• **Information shown**:
## BEGIN

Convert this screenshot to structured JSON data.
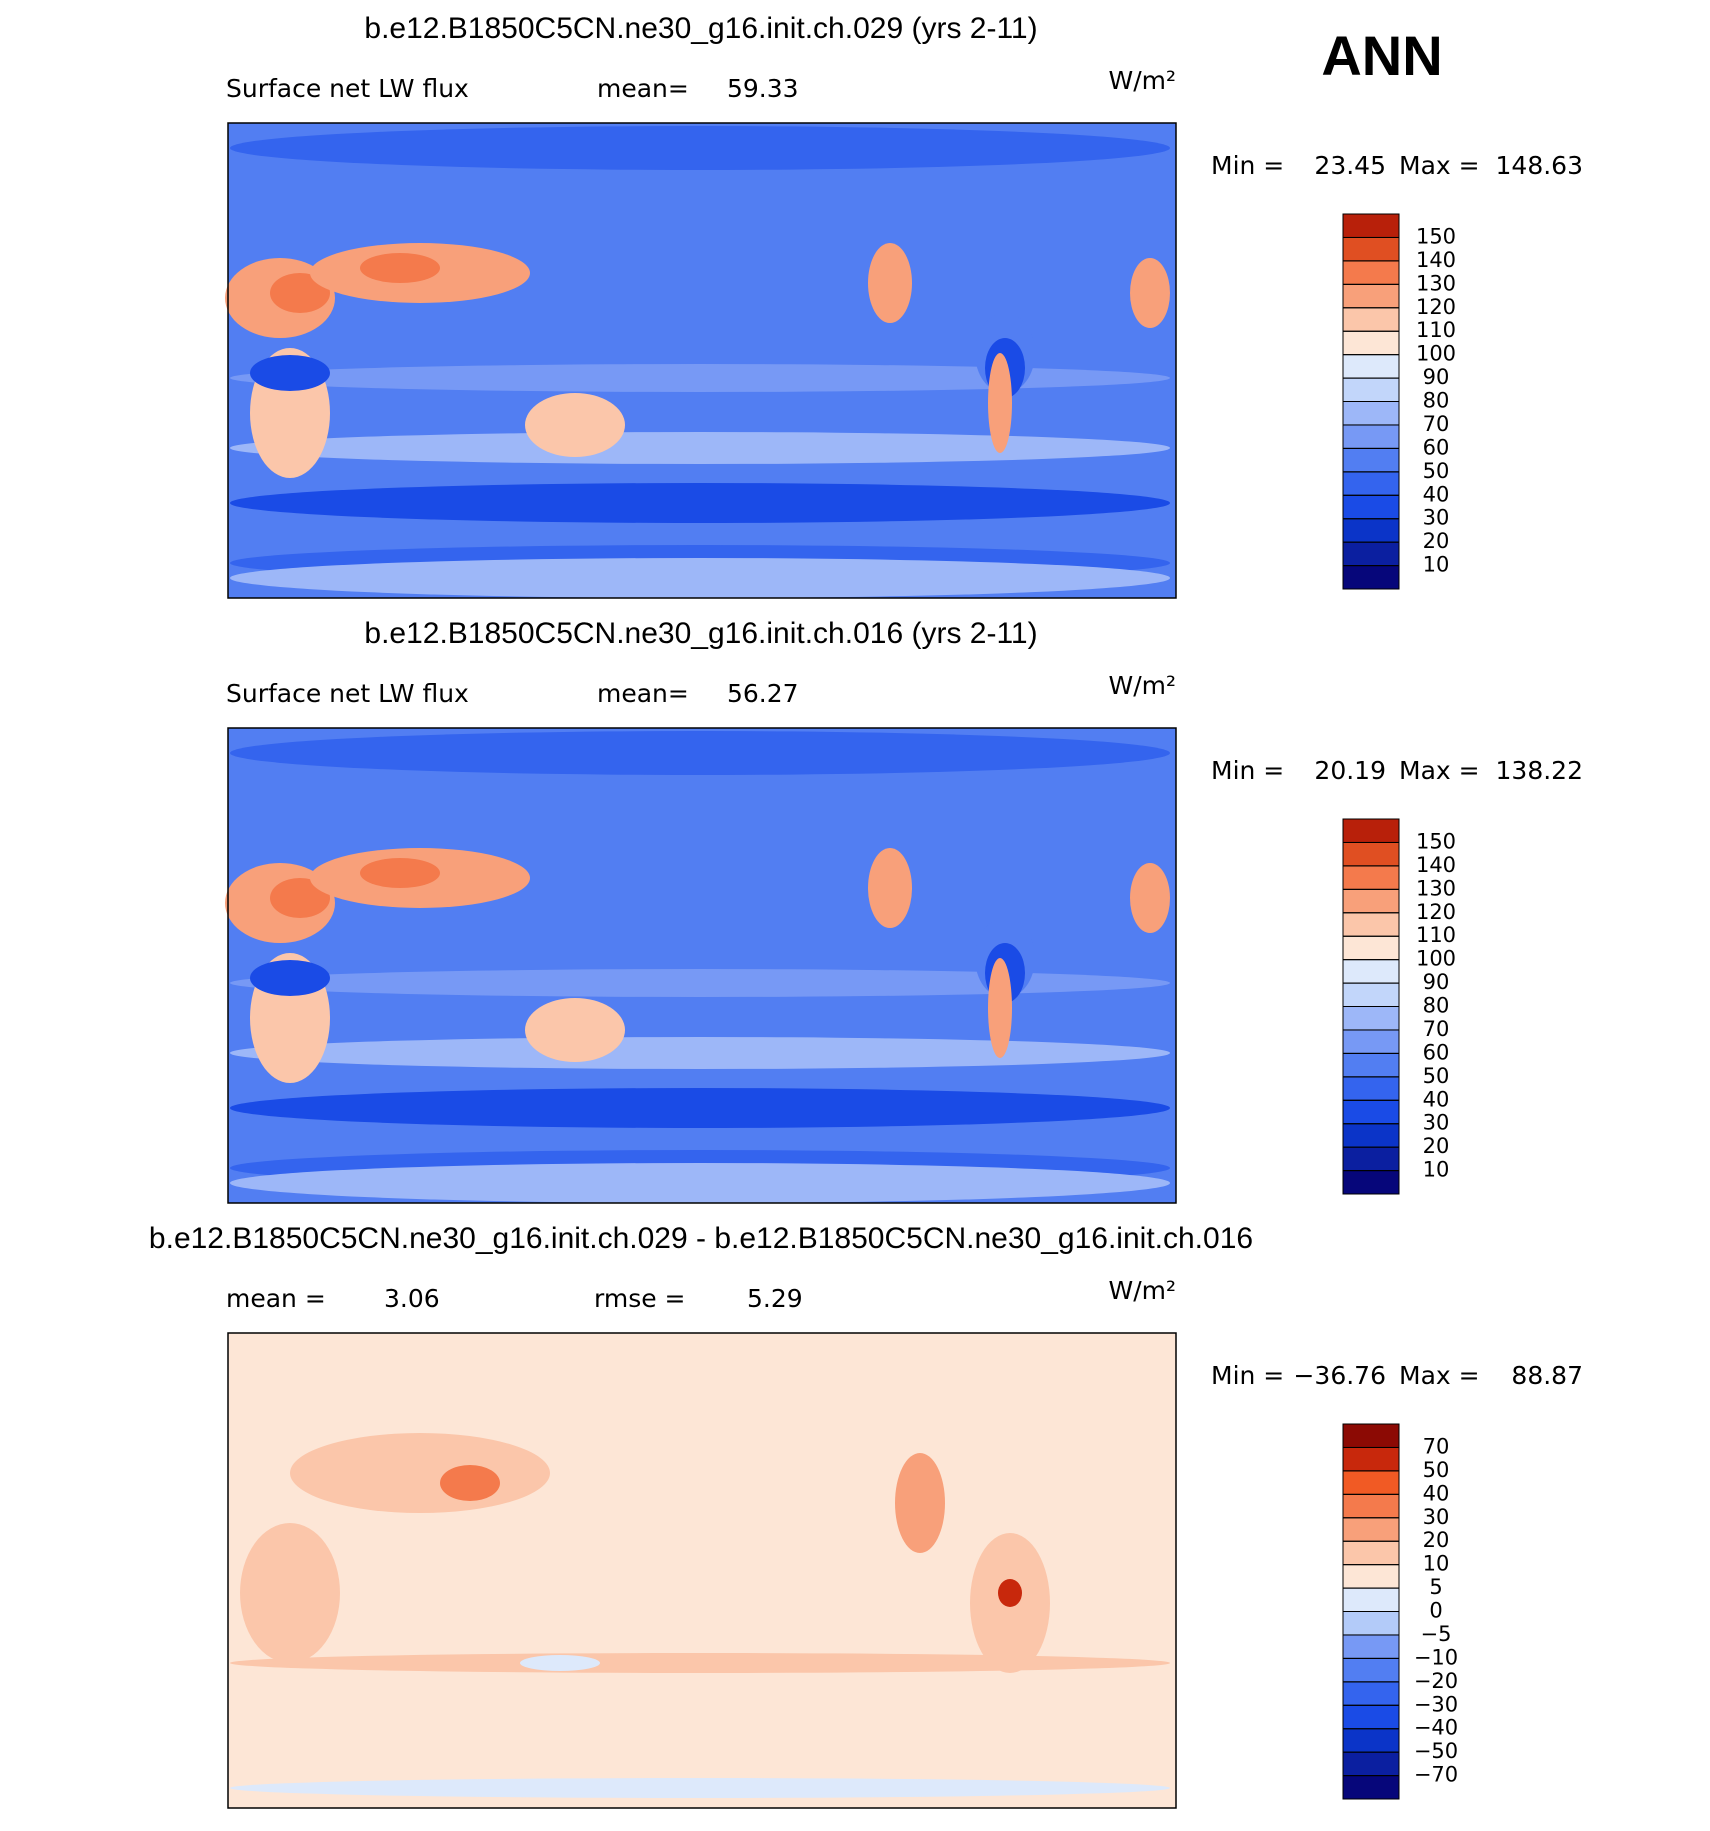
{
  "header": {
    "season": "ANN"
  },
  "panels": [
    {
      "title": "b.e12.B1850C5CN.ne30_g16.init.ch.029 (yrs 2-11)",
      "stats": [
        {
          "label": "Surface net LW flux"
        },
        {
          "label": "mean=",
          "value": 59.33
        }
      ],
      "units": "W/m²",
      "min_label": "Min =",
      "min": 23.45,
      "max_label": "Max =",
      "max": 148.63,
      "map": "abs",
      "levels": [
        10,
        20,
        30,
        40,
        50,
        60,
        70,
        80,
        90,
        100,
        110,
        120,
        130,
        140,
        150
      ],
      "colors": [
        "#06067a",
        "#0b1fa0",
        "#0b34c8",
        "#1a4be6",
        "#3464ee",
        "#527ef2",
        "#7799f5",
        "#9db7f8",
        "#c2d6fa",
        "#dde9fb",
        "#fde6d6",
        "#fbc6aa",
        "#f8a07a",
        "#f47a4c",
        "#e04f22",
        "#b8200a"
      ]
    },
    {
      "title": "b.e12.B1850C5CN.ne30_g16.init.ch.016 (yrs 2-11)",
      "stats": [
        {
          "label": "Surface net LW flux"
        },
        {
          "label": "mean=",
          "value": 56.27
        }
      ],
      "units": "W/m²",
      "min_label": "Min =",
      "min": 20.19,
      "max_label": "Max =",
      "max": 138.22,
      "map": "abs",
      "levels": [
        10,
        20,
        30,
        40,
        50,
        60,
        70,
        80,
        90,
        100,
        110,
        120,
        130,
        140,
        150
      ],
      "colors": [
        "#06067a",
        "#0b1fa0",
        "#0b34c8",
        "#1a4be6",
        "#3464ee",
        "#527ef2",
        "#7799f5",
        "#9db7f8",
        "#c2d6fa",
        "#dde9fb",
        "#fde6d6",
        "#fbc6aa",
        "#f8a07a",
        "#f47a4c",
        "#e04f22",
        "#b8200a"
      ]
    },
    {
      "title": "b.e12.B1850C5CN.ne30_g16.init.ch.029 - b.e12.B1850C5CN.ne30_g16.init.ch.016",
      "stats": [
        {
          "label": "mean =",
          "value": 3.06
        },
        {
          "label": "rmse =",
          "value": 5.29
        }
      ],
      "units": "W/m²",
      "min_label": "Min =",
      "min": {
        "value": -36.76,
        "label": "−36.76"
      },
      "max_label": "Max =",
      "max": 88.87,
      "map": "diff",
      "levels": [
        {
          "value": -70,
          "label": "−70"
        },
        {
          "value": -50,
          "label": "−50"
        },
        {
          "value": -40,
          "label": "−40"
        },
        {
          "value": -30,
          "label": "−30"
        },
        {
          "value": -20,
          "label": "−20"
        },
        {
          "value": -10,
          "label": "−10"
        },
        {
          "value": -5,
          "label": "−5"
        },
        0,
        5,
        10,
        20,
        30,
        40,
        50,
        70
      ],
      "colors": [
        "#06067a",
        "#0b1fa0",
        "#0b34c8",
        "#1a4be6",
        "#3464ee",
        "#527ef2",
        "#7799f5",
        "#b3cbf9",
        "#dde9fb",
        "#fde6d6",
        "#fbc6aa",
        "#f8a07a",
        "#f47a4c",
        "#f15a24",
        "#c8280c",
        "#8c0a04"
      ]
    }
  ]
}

## END
## BEGIN

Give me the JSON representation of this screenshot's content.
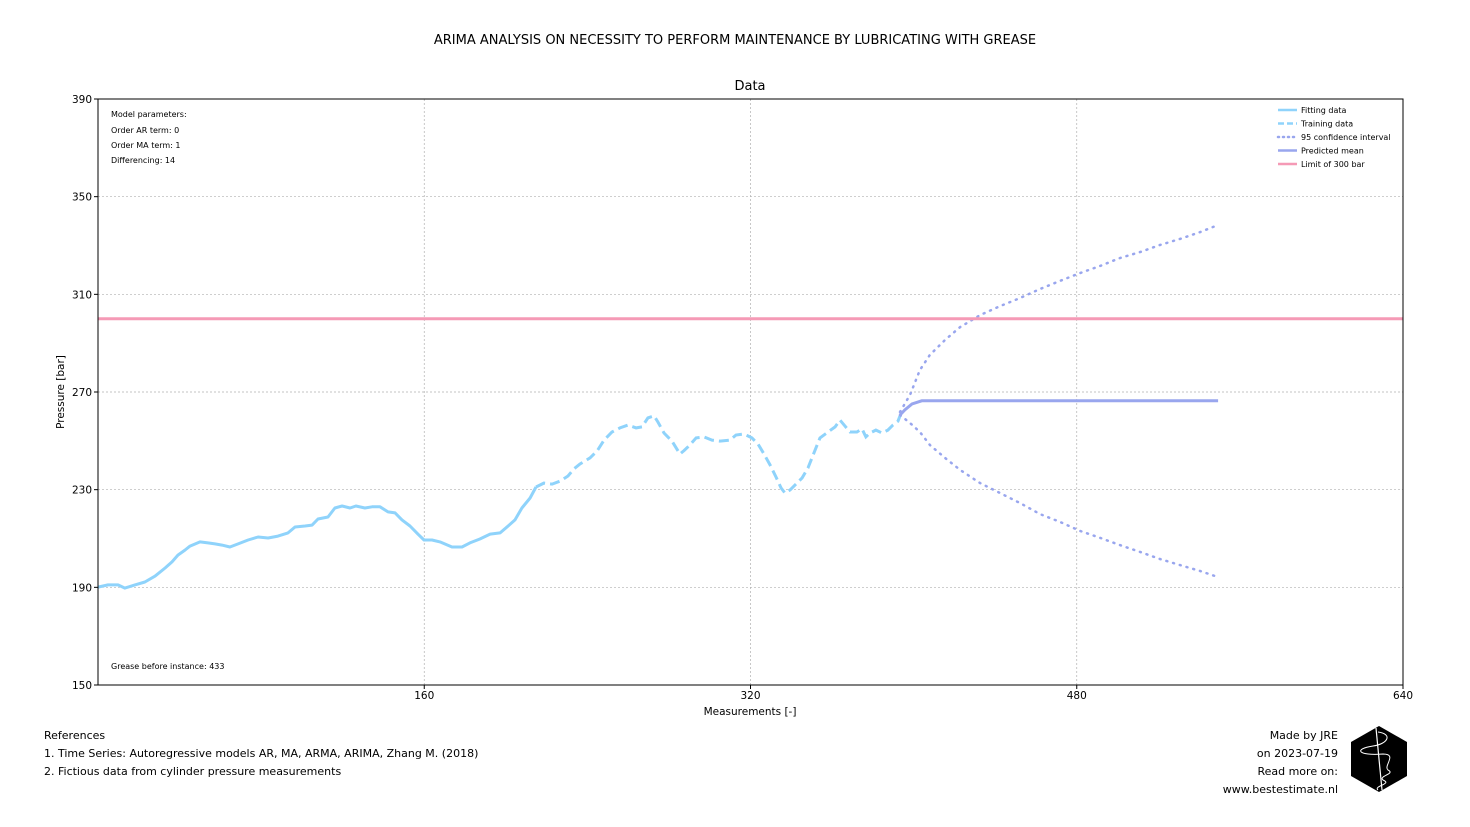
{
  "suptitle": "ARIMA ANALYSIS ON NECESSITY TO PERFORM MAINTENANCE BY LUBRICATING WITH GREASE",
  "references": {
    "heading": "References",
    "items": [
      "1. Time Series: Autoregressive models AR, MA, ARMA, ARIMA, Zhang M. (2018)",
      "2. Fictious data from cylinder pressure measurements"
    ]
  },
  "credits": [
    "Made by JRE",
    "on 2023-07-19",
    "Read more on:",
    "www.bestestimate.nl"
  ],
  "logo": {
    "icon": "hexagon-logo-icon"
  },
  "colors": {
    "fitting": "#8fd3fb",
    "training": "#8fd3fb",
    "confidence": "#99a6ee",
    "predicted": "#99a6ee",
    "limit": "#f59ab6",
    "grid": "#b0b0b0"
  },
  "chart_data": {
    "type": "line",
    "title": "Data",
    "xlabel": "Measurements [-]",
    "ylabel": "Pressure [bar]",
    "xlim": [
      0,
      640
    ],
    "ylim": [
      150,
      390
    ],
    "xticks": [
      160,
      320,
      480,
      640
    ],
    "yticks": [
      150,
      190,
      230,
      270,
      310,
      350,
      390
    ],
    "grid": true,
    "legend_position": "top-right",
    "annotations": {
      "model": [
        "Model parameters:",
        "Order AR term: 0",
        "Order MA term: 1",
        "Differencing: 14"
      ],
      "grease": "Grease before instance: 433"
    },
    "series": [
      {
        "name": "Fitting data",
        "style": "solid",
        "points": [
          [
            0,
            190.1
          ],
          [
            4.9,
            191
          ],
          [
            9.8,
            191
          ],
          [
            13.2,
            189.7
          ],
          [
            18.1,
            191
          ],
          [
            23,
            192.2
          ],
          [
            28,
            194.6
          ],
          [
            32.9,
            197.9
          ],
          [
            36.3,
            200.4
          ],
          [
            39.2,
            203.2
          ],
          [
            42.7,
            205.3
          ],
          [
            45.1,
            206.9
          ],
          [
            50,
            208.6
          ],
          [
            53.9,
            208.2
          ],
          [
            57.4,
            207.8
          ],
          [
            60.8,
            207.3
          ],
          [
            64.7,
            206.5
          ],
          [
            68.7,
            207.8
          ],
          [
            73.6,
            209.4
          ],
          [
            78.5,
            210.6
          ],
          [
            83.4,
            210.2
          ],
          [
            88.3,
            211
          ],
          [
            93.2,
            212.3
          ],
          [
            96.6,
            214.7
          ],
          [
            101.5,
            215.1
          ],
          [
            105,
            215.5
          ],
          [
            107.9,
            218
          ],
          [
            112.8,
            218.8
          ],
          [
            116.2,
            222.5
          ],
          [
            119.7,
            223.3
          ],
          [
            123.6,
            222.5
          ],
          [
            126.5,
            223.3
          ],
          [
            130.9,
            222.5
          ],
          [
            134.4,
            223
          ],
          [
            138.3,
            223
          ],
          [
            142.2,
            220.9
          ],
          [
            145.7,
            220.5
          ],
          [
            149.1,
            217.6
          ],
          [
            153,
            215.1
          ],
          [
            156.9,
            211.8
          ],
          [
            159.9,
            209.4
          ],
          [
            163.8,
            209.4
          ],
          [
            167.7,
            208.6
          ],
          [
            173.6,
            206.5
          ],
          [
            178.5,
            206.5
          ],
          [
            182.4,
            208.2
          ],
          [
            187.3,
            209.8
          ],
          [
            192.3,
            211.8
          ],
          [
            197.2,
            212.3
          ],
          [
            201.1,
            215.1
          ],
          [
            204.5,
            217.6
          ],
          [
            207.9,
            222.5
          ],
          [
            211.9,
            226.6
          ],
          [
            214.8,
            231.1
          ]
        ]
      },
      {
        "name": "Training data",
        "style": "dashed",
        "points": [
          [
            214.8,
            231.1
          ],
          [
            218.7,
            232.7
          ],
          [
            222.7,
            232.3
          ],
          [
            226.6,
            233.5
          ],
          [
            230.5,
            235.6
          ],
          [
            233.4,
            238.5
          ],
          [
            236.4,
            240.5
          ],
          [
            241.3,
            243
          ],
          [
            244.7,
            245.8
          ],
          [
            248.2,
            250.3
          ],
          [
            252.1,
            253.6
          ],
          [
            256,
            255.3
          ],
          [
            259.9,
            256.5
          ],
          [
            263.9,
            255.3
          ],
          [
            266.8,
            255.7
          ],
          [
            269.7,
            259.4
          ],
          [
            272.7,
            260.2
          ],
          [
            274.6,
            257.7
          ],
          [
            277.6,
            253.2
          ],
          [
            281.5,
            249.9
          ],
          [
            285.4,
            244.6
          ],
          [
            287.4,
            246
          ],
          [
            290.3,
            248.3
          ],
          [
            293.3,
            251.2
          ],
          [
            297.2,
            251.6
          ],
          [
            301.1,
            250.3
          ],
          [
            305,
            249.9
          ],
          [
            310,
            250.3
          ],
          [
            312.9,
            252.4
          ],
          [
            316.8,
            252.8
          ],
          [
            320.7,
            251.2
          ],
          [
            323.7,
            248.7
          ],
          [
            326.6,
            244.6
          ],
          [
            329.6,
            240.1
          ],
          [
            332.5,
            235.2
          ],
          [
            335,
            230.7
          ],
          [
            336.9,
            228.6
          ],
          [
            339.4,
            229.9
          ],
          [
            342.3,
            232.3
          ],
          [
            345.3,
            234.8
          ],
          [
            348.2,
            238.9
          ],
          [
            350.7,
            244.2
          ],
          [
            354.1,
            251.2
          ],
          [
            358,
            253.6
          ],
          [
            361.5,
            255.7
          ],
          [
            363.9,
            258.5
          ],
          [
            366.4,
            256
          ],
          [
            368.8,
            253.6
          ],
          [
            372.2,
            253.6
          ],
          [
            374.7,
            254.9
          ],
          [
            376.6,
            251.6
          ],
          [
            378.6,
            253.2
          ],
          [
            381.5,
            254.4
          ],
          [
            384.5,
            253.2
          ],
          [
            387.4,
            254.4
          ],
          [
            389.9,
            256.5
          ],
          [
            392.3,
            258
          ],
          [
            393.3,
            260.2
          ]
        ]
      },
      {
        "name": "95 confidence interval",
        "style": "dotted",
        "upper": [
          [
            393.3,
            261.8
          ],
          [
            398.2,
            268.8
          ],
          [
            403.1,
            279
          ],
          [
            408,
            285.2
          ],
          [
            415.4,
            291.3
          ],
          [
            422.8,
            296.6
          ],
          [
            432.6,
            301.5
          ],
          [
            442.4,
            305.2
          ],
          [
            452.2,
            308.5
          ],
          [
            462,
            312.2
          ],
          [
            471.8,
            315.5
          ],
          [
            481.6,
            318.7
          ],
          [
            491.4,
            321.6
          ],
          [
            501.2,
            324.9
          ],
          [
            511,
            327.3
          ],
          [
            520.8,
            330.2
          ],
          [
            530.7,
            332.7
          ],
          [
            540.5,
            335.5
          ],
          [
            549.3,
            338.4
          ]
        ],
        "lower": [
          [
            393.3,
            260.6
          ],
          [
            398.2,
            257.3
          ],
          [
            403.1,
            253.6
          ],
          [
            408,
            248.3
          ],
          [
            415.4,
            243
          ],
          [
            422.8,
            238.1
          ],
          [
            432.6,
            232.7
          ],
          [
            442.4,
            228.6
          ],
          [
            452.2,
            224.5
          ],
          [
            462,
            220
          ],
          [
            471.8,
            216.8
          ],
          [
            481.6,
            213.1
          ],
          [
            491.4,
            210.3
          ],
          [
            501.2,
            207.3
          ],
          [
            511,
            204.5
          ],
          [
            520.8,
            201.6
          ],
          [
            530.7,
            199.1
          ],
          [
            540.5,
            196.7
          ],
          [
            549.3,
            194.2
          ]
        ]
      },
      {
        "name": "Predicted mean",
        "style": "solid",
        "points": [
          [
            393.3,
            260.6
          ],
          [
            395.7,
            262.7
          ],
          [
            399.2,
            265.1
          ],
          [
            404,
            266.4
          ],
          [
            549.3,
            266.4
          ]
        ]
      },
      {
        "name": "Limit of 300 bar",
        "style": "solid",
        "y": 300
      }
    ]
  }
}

## END
## BEGIN

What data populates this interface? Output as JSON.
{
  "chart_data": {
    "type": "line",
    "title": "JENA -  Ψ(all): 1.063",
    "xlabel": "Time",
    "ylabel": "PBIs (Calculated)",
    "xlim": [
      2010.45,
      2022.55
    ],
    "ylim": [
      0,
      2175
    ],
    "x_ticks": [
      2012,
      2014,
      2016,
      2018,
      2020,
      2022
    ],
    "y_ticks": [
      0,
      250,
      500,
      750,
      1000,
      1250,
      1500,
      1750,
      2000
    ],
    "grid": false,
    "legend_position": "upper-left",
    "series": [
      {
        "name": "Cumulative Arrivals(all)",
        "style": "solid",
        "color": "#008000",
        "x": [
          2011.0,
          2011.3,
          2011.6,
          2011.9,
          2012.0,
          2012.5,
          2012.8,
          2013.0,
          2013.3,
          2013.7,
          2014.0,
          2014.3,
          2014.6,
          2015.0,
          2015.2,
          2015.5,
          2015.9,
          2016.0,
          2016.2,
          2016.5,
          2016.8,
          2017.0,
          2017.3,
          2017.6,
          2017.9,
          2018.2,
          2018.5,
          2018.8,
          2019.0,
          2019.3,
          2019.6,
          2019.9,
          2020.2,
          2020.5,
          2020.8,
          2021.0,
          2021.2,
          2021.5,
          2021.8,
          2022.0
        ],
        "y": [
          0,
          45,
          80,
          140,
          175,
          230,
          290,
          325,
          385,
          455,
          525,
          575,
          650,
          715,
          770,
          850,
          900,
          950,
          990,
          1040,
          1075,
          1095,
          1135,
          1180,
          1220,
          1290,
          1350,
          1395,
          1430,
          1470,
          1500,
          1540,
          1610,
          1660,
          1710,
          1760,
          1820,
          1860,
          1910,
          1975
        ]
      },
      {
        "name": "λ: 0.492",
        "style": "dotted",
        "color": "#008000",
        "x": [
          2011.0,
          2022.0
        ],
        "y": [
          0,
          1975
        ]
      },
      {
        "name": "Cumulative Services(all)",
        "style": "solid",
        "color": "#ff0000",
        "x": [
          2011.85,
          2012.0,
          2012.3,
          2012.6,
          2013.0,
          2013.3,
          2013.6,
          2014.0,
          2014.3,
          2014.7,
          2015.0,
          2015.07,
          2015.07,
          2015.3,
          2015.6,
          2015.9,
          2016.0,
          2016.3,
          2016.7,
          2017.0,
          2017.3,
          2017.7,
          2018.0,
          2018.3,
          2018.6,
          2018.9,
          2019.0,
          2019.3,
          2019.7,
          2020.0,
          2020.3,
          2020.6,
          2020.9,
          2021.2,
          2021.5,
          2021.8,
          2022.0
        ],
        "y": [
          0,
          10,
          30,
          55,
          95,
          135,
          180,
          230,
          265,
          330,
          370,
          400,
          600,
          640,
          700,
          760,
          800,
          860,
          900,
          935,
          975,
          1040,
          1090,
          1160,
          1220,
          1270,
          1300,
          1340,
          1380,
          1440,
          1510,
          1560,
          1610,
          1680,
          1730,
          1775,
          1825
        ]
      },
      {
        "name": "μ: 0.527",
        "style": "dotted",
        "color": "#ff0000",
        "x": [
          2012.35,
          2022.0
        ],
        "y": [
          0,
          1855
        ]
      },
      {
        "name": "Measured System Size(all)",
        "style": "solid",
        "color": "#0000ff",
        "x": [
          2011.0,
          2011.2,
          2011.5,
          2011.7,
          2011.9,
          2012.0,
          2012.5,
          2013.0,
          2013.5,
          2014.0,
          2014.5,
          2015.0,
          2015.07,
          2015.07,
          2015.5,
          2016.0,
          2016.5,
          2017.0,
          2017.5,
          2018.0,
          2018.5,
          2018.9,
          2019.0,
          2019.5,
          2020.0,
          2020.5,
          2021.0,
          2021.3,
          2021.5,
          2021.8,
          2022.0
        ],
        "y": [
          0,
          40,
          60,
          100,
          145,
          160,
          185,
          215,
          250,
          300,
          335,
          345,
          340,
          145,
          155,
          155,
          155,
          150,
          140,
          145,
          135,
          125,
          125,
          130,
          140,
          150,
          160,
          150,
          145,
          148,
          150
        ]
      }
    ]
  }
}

## END

• **Stated goal**: Show the lines of the data that hold the word "init".

• **Finished task**:
      "title": "b.e12.B1850C5CN.ne30_g16.init.ch.029 (yrs 2-11)",
      "title": "b.e12.B1850C5CN.ne30_g16.init.ch.016 (yrs 2-11)",
      "title": "b.e12.B1850C5CN.ne30_g16.init.ch.029 - b.e12.B1850C5CN.ne30_g16.init.ch.016",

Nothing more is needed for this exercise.